QUOTED TEXT »

□ □ □ □ □ □ □

Even if the United States wins the contest for a preponderance of power, however, it might still lose its strategic competition with China. Geopolitics is not a simple math exercise; if it was, the United States would have decisively won the wars in Korea and Vietnam, as well as in Iraq and Afghanistan. In each case, the United States faced off against far less powerful adversaries; and even when those adversaries had foreign backers, those partners did not lend their full might. Power—whether military, economic, diplomatic, or otherwise—is a means, not an end. It can be misused, squandered, or underutilized. Securing a preponderance of power will put the United States in position to peacefully win its strategic competition with China, but absent savvy application of that power, victory may well remain out of reach.

But how to define victory? The Biden administration’s National Security Strategy provides the beginnings of an answer: “to achieve a better future of a free, open, secure, and prosperous world.” Such a future would be one in which the physical safety of the American homeland is secured, the American way of life thrives, and the American people prosper.

That vision is a clear echo of what amounted to former President George H.W. Bush’s vision for victory in the Cold War: a Europe that is “whole and free” and “at peace with itself.” That required, of course, either a willing partner in the Soviet Union or a Soviet Union that ceased to be. Bush hoped for the former. “Our goal,” as he put it, “is to convince them, step-by-step, that their definition of security is obsolete, that their deepest fears are unfounded.”

Another American statesman had voiced an alternative view at the Cold War’s onset. Writing in 1947, George Kennan famously described an American policy designed “to promote tendencies which must eventually find their outlet in either the breakup or the gradual mellowing of Soviet power.” In the end, Bush and Kennan each got his way.

In short, what it took for the United States, along with Western Europe, to achieve its vision of a Europe whole, free, and at peace and to neuter the power of international communism was for the Soviet Union to stop competing and, eventually, to collapse.

□ □ □ □ □ □ □

INFORMATION GIVEN »
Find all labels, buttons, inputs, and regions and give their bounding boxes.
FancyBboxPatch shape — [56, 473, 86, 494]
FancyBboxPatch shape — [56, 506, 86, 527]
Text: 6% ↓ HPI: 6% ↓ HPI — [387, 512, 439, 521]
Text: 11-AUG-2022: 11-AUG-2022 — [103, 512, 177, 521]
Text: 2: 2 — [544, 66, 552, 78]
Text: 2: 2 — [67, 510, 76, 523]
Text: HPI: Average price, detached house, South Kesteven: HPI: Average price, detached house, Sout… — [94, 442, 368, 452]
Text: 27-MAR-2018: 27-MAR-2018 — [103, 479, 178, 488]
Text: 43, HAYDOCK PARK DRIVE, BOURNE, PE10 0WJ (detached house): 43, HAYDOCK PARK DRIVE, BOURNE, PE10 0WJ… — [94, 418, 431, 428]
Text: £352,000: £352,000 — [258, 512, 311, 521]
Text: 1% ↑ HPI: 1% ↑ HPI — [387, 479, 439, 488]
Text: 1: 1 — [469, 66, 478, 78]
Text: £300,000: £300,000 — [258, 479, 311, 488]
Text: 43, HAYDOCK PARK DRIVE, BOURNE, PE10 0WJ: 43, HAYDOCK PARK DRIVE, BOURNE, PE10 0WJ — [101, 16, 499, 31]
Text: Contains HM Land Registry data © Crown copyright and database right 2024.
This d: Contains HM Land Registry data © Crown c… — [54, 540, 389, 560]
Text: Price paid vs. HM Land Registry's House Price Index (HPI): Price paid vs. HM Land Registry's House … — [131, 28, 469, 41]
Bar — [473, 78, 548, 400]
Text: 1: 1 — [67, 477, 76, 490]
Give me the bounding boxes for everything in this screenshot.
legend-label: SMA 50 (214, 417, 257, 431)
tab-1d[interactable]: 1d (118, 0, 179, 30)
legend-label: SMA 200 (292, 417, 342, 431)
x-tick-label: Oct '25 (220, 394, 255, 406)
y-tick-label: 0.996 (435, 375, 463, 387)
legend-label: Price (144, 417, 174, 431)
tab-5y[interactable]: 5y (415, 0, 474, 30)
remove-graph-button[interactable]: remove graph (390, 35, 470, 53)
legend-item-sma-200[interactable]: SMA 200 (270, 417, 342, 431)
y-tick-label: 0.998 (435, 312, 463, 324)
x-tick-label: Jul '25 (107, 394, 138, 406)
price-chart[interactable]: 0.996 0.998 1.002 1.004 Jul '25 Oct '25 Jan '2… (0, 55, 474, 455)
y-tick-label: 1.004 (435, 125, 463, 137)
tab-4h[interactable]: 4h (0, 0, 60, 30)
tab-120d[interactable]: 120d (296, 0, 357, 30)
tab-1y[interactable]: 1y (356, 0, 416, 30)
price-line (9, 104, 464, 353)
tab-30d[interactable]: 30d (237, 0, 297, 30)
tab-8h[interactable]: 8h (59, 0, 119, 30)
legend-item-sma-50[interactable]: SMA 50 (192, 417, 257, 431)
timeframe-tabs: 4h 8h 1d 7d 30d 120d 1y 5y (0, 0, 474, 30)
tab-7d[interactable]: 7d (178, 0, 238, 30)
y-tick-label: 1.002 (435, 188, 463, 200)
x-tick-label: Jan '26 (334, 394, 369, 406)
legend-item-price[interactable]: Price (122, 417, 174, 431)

□ □ □ □ □ □ □

TASKS AND EXERCISES »
1 – Please write out the passage on U.S.–China competition, starting at "In short, what" and ending at "eventually, to collapse.".
2 – Answer these from the passage on U.S.–China competition:
(a) Whose National Security Strategy is quoted?
(b) In what year did George Kennan write his description of American policy toward Soviet power?
(c) Which four wars does the passage name?

SOLUTIONS »
1 –
In short, what it took for the United States, along with Western Europe, to achieve its vision of a Europe whole, free, and at peace and to neuter the power of international communism was for the Soviet Union to stop competing and, eventually, to collapse.

2 –
(a) The Biden administration's
(b) 1947
(c) Korea, Vietnam, Iraq, and Afghanistan